• **Dataset records**
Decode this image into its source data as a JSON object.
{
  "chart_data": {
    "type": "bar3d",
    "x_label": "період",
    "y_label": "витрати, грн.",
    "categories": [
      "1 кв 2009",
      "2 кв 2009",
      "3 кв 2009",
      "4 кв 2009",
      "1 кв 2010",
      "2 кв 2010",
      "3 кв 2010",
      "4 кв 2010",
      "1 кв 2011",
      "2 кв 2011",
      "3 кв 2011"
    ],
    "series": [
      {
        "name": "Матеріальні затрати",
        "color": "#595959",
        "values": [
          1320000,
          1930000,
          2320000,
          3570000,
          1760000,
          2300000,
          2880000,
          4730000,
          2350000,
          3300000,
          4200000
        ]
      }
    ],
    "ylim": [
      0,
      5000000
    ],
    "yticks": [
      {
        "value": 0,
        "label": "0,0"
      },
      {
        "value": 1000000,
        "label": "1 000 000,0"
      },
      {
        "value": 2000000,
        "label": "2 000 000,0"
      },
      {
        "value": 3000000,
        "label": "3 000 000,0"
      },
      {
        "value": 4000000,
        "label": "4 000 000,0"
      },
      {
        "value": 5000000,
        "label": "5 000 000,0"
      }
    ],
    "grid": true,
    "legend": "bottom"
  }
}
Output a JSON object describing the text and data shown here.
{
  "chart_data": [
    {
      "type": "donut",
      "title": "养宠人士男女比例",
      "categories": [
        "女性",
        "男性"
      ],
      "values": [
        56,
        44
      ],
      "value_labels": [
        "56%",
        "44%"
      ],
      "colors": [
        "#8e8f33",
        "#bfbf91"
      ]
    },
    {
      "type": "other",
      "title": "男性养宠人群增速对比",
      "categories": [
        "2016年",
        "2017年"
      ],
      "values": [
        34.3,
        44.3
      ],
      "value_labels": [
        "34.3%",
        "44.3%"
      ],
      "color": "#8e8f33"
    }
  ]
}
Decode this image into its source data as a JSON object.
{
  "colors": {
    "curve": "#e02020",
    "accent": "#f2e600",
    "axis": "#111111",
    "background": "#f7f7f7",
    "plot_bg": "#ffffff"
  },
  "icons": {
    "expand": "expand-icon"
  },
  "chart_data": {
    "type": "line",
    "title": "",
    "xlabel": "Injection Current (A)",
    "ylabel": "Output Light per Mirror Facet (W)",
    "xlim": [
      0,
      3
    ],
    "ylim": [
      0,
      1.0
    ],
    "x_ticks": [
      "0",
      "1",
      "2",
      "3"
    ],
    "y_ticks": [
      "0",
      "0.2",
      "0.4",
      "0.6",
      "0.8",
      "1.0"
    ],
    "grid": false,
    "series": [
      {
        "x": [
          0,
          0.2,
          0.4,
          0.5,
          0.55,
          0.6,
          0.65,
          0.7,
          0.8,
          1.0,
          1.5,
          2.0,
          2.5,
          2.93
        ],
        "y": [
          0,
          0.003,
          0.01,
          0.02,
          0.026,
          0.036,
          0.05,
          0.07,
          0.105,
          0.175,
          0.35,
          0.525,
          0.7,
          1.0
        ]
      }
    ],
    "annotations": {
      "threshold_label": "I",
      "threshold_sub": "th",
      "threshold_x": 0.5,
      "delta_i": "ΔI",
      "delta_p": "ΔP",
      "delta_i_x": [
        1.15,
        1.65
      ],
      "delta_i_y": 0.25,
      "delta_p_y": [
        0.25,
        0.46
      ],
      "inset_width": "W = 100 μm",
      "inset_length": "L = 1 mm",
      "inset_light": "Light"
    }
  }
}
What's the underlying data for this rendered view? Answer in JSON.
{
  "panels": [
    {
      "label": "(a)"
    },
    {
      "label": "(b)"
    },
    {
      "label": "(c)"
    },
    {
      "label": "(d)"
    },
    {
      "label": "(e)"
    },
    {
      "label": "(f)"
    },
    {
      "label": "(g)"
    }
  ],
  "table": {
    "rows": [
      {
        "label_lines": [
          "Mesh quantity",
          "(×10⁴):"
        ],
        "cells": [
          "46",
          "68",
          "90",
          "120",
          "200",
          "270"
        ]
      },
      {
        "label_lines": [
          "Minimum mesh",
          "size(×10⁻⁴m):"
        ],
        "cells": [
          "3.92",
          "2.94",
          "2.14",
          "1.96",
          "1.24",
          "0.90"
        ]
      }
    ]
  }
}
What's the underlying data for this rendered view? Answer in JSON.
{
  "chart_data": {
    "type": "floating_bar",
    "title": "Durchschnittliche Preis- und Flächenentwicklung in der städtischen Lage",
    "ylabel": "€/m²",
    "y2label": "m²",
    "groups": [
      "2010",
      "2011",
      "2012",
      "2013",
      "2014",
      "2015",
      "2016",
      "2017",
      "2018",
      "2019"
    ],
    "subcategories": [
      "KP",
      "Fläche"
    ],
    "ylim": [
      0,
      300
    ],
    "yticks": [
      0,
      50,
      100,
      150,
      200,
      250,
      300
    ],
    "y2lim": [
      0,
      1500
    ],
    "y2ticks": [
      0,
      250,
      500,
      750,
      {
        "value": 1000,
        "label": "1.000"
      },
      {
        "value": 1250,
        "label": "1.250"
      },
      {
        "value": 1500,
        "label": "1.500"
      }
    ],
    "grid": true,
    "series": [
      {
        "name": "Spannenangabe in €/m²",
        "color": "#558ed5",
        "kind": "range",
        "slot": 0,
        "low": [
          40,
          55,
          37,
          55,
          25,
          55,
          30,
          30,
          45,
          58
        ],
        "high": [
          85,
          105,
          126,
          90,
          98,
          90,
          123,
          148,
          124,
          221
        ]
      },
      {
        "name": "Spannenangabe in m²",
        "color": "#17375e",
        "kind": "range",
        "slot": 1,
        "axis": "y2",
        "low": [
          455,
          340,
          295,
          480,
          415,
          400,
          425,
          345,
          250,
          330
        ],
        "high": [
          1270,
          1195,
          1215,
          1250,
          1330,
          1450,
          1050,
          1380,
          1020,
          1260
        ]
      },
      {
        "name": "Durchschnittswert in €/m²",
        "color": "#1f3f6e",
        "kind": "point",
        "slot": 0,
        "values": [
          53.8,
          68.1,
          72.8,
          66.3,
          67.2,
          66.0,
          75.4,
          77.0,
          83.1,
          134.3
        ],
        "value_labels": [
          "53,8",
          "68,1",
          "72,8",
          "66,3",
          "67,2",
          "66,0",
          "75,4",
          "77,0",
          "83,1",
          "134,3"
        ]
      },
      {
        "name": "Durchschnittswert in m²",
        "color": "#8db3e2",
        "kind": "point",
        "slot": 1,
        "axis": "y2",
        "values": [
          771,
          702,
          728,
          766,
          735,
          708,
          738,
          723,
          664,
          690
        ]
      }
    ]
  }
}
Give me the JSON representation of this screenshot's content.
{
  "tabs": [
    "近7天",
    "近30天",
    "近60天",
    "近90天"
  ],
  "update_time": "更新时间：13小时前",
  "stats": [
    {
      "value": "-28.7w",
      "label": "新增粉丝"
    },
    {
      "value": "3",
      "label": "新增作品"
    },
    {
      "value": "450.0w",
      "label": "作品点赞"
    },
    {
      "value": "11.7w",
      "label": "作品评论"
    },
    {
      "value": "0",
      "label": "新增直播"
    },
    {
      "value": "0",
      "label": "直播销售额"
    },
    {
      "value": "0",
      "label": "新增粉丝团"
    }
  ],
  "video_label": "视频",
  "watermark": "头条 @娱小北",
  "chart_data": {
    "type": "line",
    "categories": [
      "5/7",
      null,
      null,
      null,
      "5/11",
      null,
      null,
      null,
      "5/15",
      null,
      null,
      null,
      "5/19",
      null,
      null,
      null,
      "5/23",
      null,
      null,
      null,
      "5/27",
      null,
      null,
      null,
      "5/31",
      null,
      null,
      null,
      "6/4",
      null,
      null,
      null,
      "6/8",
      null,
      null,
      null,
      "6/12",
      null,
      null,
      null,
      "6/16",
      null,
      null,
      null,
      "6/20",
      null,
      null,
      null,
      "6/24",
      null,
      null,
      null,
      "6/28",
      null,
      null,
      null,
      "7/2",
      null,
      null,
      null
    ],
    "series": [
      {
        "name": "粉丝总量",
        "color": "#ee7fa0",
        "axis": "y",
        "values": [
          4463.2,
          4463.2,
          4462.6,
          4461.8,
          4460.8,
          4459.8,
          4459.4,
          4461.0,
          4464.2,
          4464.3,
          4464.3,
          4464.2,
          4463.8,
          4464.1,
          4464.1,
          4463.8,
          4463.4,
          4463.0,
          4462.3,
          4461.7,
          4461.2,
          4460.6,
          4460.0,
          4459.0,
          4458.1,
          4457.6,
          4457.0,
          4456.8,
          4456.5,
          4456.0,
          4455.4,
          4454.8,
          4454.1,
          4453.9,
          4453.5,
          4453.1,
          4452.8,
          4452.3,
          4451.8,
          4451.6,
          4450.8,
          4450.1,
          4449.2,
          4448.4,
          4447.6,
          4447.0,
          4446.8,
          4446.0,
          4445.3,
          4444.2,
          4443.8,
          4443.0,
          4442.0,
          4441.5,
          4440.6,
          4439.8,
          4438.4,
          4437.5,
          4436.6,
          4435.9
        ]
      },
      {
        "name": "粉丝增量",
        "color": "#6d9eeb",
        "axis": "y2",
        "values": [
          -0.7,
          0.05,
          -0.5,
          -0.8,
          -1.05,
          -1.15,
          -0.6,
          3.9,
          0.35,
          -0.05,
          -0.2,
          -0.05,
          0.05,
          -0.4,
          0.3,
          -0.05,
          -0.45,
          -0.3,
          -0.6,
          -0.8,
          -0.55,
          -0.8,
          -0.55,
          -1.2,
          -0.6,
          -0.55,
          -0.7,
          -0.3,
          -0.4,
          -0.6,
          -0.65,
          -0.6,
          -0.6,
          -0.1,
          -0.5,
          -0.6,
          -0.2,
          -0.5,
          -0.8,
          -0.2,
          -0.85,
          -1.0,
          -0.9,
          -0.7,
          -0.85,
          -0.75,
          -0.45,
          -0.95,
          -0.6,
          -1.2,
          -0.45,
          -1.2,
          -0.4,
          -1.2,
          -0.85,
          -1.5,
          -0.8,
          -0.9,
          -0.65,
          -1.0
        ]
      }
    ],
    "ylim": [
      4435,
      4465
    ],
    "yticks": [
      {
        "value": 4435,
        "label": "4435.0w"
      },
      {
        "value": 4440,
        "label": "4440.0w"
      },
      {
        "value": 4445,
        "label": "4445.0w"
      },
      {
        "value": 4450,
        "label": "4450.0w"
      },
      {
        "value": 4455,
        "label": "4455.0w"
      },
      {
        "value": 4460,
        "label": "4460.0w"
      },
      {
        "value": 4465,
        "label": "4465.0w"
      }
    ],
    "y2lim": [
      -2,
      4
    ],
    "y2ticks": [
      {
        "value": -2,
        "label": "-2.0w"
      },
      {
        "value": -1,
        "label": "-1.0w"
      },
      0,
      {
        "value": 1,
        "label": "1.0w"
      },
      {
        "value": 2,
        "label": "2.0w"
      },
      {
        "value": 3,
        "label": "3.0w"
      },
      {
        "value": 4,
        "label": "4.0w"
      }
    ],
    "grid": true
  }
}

• **Exercise brief**
Go through the entries above and pull out each line with "ylabel" in it.

• **Task solution**
    "ylabel": "Output Light per Mirror Facet (W)",
    "ylabel": "€/m²",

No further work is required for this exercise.